» Work required
Of the lines in this material, how many contain "from"? Answer with a single number only.

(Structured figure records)

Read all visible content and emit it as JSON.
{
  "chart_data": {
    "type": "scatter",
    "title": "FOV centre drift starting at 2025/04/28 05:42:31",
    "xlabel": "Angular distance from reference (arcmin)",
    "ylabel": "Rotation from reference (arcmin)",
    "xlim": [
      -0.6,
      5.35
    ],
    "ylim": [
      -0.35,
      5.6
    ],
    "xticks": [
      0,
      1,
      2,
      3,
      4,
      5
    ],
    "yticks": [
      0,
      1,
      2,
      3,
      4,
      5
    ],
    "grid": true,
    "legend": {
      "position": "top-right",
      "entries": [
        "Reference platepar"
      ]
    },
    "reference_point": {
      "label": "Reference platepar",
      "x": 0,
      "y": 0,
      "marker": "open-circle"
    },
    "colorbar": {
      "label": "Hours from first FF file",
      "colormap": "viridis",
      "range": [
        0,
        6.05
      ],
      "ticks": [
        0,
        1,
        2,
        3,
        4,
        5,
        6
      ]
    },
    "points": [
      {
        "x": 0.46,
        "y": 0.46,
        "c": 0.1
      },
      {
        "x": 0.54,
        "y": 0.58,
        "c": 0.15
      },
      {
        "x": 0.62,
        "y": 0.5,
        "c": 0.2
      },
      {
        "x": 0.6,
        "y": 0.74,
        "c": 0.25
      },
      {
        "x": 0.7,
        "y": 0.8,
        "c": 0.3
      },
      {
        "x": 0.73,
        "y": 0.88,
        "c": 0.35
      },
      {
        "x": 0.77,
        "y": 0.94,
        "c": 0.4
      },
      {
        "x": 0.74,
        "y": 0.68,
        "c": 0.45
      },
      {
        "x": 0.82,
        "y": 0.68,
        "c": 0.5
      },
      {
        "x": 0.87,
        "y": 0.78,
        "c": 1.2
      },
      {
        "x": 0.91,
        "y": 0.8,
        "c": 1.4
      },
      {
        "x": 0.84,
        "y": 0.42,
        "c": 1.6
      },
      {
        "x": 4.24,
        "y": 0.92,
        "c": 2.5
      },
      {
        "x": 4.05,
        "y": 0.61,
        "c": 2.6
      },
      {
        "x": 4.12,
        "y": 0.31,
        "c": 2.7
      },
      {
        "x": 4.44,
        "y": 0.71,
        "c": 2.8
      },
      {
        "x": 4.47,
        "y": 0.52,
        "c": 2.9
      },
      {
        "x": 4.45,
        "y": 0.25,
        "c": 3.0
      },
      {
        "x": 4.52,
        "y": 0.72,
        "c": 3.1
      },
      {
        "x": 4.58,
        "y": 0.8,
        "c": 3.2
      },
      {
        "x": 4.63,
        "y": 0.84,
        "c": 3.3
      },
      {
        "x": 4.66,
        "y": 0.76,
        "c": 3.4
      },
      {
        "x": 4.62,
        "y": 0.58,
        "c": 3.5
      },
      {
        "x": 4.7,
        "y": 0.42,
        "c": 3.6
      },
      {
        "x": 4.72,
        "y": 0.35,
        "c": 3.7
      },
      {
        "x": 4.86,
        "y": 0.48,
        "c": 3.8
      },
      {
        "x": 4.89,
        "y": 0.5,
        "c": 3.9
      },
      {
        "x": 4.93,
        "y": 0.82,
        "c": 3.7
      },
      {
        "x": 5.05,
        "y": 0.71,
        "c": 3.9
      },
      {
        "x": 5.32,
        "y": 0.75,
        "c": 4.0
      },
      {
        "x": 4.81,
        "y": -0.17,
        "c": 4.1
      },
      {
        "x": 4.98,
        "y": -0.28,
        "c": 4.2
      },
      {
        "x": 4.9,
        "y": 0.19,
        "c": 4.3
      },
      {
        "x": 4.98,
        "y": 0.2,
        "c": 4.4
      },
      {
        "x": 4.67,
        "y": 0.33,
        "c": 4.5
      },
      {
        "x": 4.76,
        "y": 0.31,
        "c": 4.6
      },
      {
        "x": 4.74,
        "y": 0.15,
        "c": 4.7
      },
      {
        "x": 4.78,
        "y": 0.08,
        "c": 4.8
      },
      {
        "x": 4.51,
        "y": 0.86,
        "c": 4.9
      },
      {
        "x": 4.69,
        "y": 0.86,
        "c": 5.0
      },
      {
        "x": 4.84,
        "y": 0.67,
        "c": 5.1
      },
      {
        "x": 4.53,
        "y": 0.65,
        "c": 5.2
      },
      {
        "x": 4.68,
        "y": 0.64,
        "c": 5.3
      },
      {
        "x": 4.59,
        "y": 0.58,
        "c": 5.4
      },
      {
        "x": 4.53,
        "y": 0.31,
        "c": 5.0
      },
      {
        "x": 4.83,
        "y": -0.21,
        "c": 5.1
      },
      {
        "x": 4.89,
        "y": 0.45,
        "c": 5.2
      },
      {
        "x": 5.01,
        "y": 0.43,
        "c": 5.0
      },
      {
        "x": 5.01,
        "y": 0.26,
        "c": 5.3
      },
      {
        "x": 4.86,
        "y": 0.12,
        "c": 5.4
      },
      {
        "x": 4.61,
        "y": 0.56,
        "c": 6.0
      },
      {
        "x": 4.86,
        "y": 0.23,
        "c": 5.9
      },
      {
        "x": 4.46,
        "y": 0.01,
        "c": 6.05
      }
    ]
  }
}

» Result of the exercise
3